*Extracted material:*
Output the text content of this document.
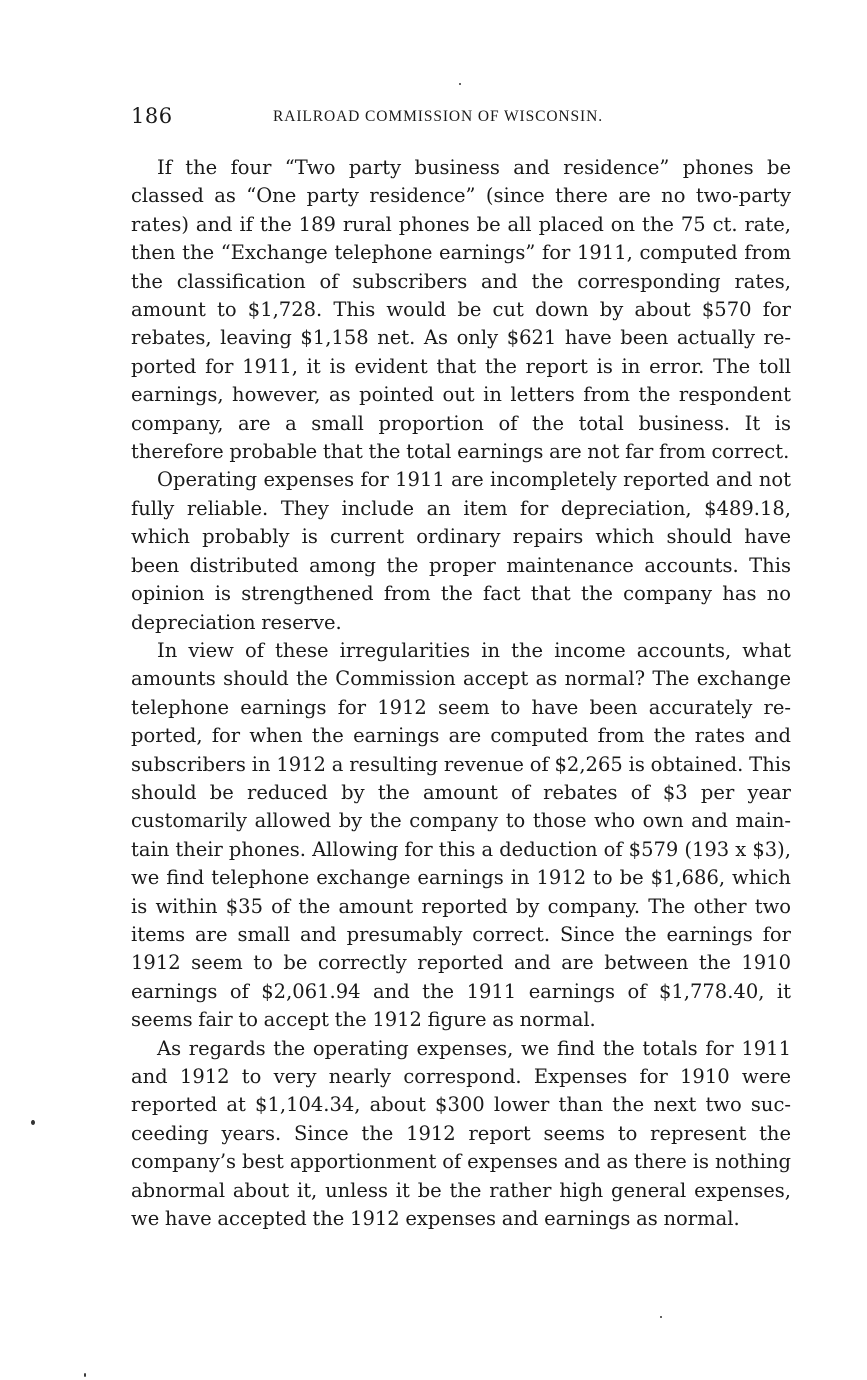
186	RAILROAD COMMISSION OF WISCONSIN.

If the four “Two party business and residence” phones be classed as “One party residence” (since there are no two-party rates) and if the 189 rural phones be all placed on the 75 ct. rate, then the “Exchange telephone earnings” for 1911, computed from the classification of subscribers and the corresponding rates, amount to $1,728. This would be cut down by about $570 for rebates, leaving $1,158 net. As only $621 have been actually reported for 1911, it is evident that the report is in error. The toll earnings, however, as pointed out in letters from the respondent company, are a small proportion of the total business. It is therefore probable that the total earnings are not far from correct.

Operating expenses for 1911 are incompletely reported and not fully reliable. They include an item for depreciation, $489.18, which probably is current ordinary repairs which should have been distributed among the proper maintenance accounts. This opinion is strengthened from the fact that the company has no depreciation reserve.

In view of these irregularities in the income accounts, what amounts should the Commission accept as normal? The exchange telephone earnings for 1912 seem to have been accurately reported, for when the earnings are computed from the rates and subscribers in 1912 a resulting revenue of $2,265 is obtained. This should be reduced by the amount of rebates of $3 per year customarily allowed by the company to those who own and maintain their phones. Allowing for this a deduction of $579 (193 x $3), we find telephone exchange earnings in 1912 to be $1,686, which is within $35 of the amount reported by company. The other two items are small and presumably correct. Since the earnings for 1912 seem to be correctly reported and are between the 1910 earnings of $2,061.94 and the 1911 earnings of $1,778.40, it seems fair to accept the 1912 figure as normal.

As regards the operating expenses, we find the totals for 1911 and 1912 to very nearly correspond. Expenses for 1910 were reported at $1,104.34, about $300 lower than the next two succeeding years. Since the 1912 report seems to represent the company’s best apportionment of expenses and as there is nothing abnormal about it, unless it be the rather high general expenses, we have accepted the 1912 expenses and earnings as normal.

*Short task:* Extract every line above that contains the word "should".

*Answer to the task:*
Operating expenses for 1911 are incompletely reported and not fully reliable. They include an item for depreciation, $489.18, which probably is current ordinary repairs which should have been distributed among the proper maintenance accounts. This opinion is strengthened from the fact that the company has no depreciation reserve.
In view of these irregularities in the income accounts, what amounts should the Commission accept as normal? The exchange telephone earnings for 1912 seem to have been accurately reported, for when the earnings are computed from the rates and subscribers in 1912 a resulting revenue of $2,265 is obtained. This should be reduced by the amount of rebates of $3 per year customarily allowed by the company to those who own and maintain their phones. Allowing for this a deduction of $579 (193 x $3), we find telephone exchange earnings in 1912 to be $1,686, which is within $35 of the amount reported by company. The other two items are small and presumably correct. Since the earnings for 1912 seem to be correctly reported and are between the 1910 earnings of $2,061.94 and the 1911 earnings of $1,778.40, it seems fair to accept the 1912 figure as normal.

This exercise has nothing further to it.